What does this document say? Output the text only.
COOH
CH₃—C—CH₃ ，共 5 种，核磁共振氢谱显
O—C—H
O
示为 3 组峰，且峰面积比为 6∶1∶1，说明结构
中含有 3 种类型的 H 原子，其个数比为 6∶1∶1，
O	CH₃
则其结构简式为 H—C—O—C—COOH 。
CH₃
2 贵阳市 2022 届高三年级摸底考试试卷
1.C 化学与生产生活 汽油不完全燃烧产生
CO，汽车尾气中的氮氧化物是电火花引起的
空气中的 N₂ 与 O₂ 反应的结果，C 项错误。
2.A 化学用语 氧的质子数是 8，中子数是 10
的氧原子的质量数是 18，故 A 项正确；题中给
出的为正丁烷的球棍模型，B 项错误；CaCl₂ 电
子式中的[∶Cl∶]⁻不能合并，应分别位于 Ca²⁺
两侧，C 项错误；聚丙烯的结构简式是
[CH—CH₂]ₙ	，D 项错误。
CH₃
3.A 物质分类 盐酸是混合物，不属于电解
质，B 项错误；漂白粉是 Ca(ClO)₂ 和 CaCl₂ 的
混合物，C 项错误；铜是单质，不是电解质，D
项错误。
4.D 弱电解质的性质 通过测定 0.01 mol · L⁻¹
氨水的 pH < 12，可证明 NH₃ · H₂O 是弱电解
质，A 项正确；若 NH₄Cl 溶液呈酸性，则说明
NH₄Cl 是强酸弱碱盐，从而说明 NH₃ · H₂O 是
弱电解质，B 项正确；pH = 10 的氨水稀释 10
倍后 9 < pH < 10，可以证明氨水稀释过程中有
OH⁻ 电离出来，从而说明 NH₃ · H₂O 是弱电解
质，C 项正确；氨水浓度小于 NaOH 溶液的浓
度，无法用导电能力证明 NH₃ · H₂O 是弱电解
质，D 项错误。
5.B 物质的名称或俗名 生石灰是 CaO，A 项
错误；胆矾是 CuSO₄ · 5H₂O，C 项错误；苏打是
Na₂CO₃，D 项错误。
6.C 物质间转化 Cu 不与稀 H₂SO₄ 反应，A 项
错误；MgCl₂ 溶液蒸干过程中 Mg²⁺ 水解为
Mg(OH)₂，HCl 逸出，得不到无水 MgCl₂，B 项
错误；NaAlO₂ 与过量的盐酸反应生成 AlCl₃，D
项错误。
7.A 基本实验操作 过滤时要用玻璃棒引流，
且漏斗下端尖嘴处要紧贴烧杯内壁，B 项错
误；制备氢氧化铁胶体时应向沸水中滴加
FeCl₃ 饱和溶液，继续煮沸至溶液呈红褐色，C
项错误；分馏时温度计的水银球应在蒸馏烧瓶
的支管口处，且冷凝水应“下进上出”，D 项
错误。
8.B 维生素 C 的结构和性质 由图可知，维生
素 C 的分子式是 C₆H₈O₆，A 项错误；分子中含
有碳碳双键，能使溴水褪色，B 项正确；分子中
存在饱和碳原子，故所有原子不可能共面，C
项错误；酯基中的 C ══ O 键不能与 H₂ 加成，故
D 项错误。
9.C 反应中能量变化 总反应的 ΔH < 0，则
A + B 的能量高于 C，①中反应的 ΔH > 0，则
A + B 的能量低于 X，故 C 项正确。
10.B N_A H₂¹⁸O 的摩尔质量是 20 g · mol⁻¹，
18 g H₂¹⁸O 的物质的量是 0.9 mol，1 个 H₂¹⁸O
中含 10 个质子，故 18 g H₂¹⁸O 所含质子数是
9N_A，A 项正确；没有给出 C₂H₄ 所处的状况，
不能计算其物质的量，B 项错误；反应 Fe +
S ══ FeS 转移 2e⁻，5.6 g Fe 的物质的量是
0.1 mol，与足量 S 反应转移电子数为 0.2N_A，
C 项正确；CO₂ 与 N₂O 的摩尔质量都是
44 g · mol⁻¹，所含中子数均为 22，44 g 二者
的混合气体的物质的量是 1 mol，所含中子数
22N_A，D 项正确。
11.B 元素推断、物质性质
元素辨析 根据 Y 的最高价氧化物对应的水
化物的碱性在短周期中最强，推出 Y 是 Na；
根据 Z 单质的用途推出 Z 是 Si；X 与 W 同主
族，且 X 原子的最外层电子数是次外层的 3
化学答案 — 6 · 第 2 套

────────────────────────────────────────

PROBLEM REQUIREMENTS →
Report the number of lines above containing the word "NH₄Cl", with no other text.

FINAL RESULT →
2